▶ **What this task involves**: Exact repetition of every entry is required.

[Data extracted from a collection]
-------
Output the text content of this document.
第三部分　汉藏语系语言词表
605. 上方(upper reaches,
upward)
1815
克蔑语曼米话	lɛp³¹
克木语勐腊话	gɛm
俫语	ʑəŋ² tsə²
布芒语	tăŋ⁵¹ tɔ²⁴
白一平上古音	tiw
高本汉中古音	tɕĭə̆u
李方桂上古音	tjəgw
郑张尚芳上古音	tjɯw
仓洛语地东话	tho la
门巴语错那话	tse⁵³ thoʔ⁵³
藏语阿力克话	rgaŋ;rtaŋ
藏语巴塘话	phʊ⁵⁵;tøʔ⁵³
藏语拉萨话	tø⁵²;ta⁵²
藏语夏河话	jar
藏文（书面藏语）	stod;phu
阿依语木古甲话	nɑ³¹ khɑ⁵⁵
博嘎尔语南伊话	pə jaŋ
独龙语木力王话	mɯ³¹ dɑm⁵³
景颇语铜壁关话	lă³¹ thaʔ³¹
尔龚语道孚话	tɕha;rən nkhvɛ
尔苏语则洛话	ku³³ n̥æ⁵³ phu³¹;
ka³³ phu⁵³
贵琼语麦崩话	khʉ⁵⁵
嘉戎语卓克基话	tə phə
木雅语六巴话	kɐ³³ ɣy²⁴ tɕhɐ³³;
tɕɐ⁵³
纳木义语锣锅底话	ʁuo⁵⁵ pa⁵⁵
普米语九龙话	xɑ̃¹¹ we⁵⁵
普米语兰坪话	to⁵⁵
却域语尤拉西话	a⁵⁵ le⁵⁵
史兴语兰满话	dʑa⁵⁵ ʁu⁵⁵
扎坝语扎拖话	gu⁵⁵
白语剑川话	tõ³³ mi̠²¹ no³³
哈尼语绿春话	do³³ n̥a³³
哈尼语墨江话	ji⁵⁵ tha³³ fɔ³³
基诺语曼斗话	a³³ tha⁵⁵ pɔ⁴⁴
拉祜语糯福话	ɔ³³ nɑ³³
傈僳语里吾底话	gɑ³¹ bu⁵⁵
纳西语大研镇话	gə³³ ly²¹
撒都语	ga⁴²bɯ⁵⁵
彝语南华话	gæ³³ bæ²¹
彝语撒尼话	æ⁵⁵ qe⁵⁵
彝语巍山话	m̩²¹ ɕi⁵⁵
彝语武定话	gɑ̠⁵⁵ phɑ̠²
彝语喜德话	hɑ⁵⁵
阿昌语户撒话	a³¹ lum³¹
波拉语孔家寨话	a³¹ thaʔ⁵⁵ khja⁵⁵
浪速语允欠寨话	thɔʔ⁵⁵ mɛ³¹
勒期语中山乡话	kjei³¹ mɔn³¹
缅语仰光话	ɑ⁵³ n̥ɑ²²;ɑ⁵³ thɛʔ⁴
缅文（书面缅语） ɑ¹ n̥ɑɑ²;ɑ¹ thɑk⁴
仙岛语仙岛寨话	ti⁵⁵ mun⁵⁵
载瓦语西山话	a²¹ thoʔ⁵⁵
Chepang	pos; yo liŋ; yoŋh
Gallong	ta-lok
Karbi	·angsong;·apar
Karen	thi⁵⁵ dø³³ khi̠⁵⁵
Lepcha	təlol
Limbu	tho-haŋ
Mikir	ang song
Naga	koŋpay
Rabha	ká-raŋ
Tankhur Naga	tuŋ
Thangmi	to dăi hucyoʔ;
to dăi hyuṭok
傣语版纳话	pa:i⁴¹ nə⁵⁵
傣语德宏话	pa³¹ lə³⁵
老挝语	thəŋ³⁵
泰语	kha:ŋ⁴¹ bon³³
-------
▶ **Response below**:
Output the text content of this document.
第三部分　汉藏语系语言词表
605. 上方(upper reaches,
upward)
1815
克蔑语曼米话	lɛp³¹
克木语勐腊话	gɛm
俫语	ʑəŋ² tsə²
布芒语	tăŋ⁵¹ tɔ²⁴
白一平上古音	tiw
高本汉中古音	tɕĭə̆u
李方桂上古音	tjəgw
郑张尚芳上古音	tjɯw
仓洛语地东话	tho la
门巴语错那话	tse⁵³ thoʔ⁵³
藏语阿力克话	rgaŋ;rtaŋ
藏语巴塘话	phʊ⁵⁵;tøʔ⁵³
藏语拉萨话	tø⁵²;ta⁵²
藏语夏河话	jar
藏文（书面藏语）	stod;phu
阿依语木古甲话	nɑ³¹ khɑ⁵⁵
博嘎尔语南伊话	pə jaŋ
独龙语木力王话	mɯ³¹ dɑm⁵³
景颇语铜壁关话	lă³¹ thaʔ³¹
尔龚语道孚话	tɕha;rən nkhvɛ
尔苏语则洛话	ku³³ n̥æ⁵³ phu³¹;
ka³³ phu⁵³
贵琼语麦崩话	khʉ⁵⁵
嘉戎语卓克基话	tə phə
木雅语六巴话	kɐ³³ ɣy²⁴ tɕhɐ³³;
tɕɐ⁵³
纳木义语锣锅底话	ʁuo⁵⁵ pa⁵⁵
普米语九龙话	xɑ̃¹¹ we⁵⁵
普米语兰坪话	to⁵⁵
却域语尤拉西话	a⁵⁵ le⁵⁵
史兴语兰满话	dʑa⁵⁵ ʁu⁵⁵
扎坝语扎拖话	gu⁵⁵
白语剑川话	tõ³³ mi̠²¹ no³³
哈尼语绿春话	do³³ n̥a³³
哈尼语墨江话	ji⁵⁵ tha³³ fɔ³³
基诺语曼斗话	a³³ tha⁵⁵ pɔ⁴⁴
拉祜语糯福话	ɔ³³ nɑ³³
傈僳语里吾底话	gɑ³¹ bu⁵⁵
纳西语大研镇话	gə³³ ly²¹
撒都语	ga⁴²bɯ⁵⁵
彝语南华话	gæ³³ bæ²¹
彝语撒尼话	æ⁵⁵ qe⁵⁵
彝语巍山话	m̩²¹ ɕi⁵⁵
彝语武定话	gɑ̠⁵⁵ phɑ̠²
彝语喜德话	hɑ⁵⁵
阿昌语户撒话	a³¹ lum³¹
波拉语孔家寨话	a³¹ thaʔ⁵⁵ khja⁵⁵
浪速语允欠寨话	thɔʔ⁵⁵ mɛ³¹
勒期语中山乡话	kjei³¹ mɔn³¹
缅语仰光话	ɑ⁵³ n̥ɑ²²;ɑ⁵³ thɛʔ⁴
缅文（书面缅语） ɑ¹ n̥ɑɑ²;ɑ¹ thɑk⁴
仙岛语仙岛寨话	ti⁵⁵ mun⁵⁵
载瓦语西山话	a²¹ thoʔ⁵⁵
Chepang	pos; yo liŋ; yoŋh
Gallong	ta-lok
Karbi	·angsong;·apar
Karen	thi⁵⁵ dø³³ khi̠⁵⁵
Lepcha	təlol
Limbu	tho-haŋ
Mikir	ang song
Naga	koŋpay
Rabha	ká-raŋ
Tankhur Naga	tuŋ
Thangmi	to dăi hucyoʔ;
to dăi hyuṭok
傣语版纳话	pa:i⁴¹ nə⁵⁵
傣语德宏话	pa³¹ lə³⁵
老挝语	thəŋ³⁵
泰语	kha:ŋ⁴¹ bon³³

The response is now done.